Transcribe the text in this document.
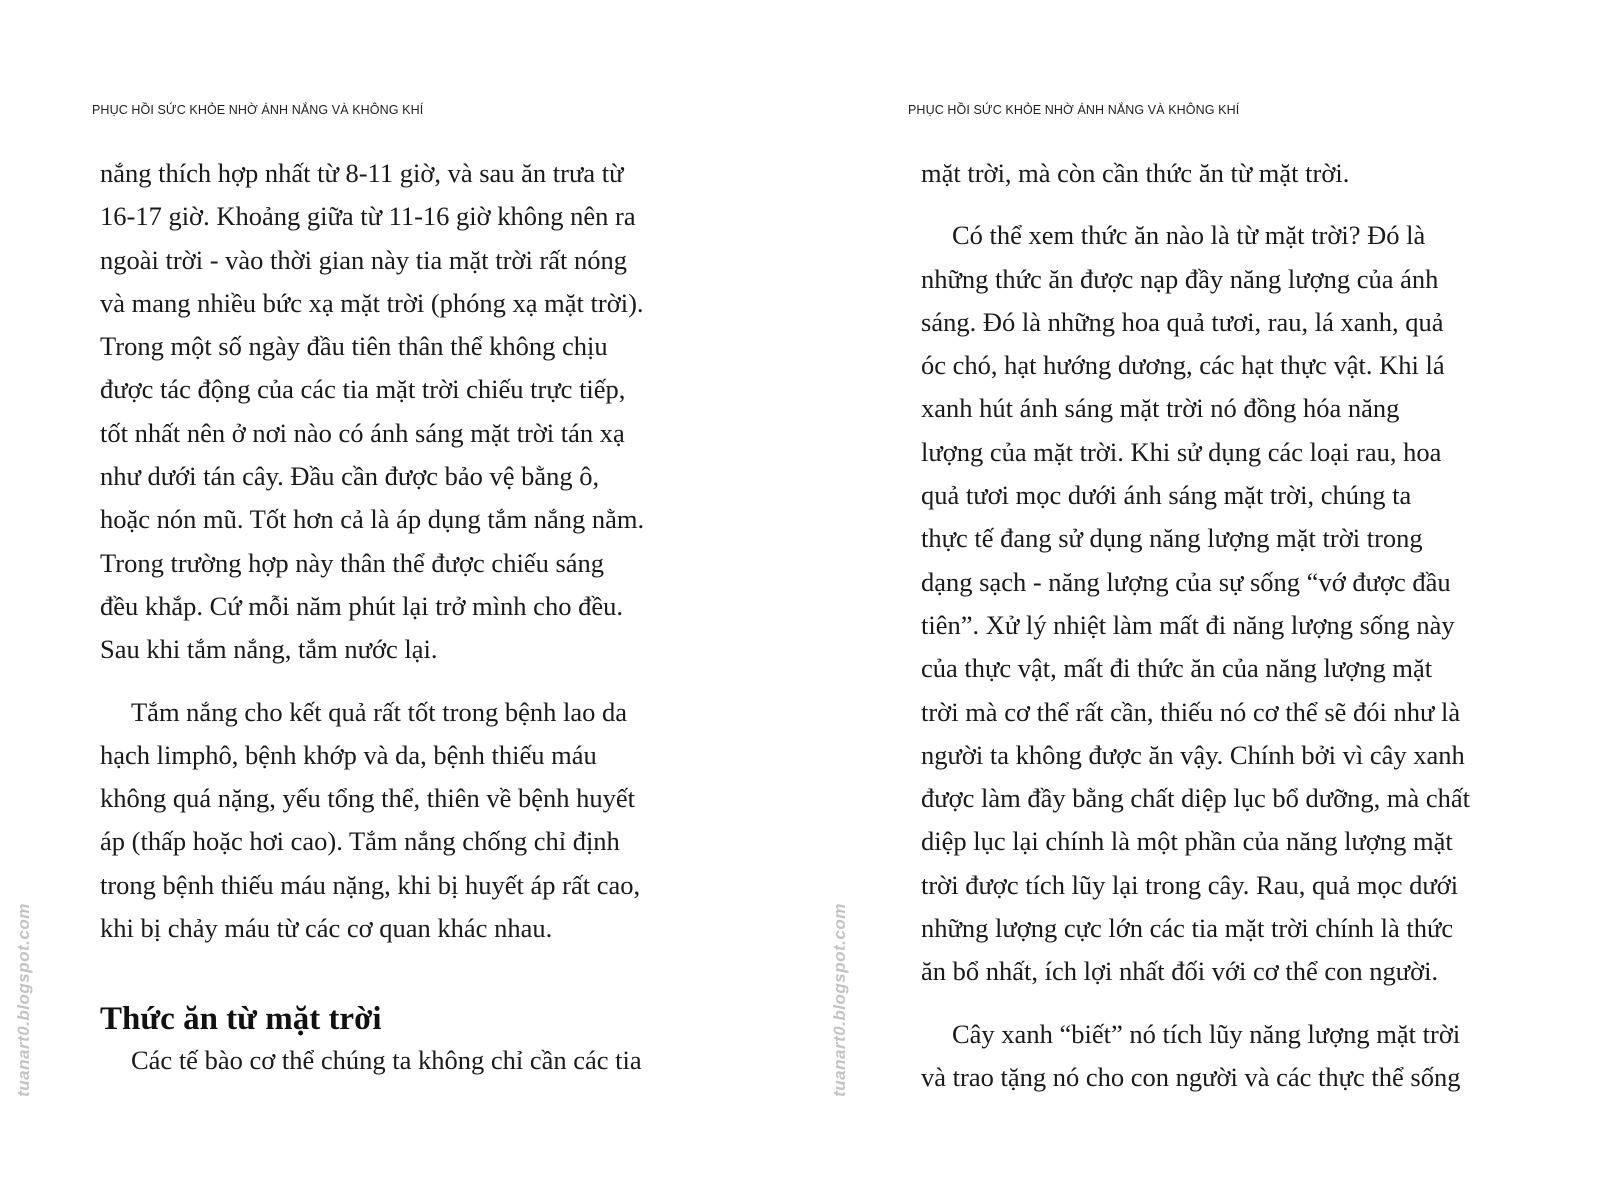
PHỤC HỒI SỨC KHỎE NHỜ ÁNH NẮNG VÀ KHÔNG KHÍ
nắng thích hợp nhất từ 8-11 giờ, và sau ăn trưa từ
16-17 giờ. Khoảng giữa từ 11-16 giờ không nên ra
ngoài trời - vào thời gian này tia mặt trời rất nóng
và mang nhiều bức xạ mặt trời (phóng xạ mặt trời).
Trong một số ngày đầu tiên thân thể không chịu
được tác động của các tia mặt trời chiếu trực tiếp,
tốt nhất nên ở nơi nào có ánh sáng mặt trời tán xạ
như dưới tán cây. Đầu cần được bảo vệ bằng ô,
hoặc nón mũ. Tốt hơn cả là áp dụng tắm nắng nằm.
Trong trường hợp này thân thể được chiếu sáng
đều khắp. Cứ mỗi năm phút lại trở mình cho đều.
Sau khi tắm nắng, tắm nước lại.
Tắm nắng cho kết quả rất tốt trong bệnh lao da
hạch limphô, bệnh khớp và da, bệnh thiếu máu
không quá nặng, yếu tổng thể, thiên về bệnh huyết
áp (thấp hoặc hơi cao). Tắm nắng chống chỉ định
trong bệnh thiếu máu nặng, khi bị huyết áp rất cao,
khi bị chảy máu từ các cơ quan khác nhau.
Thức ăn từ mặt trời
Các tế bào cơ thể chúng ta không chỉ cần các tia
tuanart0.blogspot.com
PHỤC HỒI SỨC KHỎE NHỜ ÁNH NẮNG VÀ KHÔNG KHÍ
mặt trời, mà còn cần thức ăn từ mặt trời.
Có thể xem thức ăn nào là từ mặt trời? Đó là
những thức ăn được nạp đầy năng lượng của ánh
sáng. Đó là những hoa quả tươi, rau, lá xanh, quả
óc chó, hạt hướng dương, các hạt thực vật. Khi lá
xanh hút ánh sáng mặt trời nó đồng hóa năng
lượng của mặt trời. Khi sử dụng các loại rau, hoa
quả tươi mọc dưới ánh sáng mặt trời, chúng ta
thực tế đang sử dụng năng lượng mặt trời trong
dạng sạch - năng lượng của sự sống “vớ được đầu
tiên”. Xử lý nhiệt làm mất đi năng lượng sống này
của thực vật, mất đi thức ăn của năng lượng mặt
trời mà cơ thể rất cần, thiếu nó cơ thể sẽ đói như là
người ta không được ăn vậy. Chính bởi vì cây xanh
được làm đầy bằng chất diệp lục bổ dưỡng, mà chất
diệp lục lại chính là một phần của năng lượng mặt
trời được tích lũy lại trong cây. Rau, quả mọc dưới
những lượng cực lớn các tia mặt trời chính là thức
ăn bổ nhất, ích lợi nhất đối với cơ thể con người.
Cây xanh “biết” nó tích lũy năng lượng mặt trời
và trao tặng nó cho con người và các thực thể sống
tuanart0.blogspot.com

...

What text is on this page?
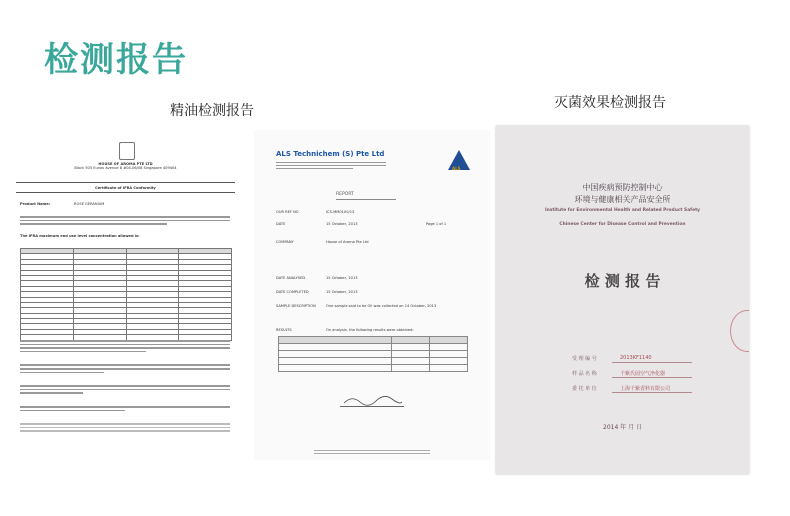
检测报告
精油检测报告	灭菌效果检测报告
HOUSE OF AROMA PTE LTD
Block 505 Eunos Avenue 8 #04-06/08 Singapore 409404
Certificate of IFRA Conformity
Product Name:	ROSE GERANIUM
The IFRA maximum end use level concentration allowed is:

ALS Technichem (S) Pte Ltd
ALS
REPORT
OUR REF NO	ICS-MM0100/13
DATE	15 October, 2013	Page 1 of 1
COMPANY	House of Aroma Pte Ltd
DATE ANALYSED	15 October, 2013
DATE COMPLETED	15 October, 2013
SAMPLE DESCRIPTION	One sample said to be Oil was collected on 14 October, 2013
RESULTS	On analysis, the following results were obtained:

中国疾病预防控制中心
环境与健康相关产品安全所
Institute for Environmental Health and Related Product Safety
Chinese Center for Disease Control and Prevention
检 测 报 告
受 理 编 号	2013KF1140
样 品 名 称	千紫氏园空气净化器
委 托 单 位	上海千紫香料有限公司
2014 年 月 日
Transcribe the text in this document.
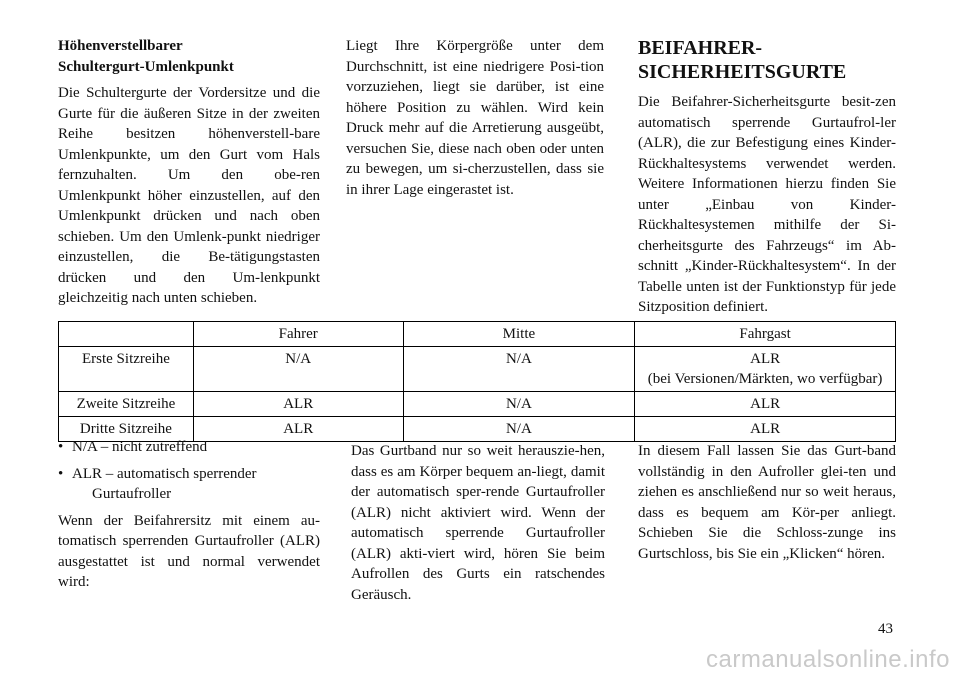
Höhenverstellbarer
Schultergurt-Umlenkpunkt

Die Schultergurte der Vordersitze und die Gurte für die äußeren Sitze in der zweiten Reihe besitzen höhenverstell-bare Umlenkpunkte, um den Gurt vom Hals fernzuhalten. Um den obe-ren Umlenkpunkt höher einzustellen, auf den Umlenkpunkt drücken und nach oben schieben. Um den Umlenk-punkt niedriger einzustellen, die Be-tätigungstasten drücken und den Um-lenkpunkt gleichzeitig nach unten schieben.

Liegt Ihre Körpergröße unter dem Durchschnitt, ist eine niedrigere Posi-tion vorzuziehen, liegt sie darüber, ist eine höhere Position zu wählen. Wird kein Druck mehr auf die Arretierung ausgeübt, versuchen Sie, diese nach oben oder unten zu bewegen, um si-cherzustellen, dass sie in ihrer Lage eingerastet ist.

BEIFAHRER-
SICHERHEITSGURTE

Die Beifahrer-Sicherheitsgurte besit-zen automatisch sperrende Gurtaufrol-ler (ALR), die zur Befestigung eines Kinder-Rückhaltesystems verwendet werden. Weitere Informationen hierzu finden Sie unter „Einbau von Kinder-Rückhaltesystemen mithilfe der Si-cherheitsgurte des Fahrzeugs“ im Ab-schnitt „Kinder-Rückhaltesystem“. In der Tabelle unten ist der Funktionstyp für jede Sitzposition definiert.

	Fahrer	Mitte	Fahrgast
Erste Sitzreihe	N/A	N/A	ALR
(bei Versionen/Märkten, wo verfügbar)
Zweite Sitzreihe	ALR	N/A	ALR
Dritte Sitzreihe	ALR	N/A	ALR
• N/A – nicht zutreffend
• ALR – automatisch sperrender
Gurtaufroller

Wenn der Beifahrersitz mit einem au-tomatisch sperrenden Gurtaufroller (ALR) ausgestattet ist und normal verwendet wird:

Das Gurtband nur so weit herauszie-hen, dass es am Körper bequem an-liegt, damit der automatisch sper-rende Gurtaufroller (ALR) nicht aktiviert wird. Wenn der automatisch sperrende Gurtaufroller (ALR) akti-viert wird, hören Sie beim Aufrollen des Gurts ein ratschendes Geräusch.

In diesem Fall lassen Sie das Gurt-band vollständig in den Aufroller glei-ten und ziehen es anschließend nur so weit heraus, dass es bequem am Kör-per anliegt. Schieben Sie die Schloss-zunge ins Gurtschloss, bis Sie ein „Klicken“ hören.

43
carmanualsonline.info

==

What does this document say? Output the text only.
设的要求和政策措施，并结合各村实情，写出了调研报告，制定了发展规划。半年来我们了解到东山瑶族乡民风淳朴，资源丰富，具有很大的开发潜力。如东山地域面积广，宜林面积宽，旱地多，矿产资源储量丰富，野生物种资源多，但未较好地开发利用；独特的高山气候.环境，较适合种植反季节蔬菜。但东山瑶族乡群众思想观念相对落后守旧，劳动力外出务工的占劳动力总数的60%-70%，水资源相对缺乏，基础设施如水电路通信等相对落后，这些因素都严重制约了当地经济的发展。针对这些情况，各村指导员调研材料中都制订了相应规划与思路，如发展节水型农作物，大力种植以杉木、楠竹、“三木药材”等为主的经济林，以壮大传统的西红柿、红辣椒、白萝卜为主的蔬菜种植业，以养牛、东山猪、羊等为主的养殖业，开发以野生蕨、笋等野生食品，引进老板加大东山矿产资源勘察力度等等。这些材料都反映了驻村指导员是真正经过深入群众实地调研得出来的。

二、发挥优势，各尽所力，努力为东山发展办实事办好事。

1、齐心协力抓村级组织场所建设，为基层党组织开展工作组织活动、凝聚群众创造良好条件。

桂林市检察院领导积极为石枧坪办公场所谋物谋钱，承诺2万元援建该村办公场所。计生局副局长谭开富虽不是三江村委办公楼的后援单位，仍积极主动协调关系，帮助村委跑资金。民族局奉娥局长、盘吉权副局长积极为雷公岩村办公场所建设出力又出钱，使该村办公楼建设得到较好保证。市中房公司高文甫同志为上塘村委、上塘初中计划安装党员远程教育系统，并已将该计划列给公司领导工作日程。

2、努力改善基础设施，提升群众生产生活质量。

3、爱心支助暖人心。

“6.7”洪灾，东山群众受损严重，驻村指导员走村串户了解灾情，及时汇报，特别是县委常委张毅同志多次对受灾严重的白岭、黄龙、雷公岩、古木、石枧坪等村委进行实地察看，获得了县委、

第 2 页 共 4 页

◆ Do this: Gather all lines where the word "text" appears.

◆ Answer to this task:
Transcribe the text in this document.
What text is on this page?
Transcribe the text in this document.
What does this document say? Output the text only.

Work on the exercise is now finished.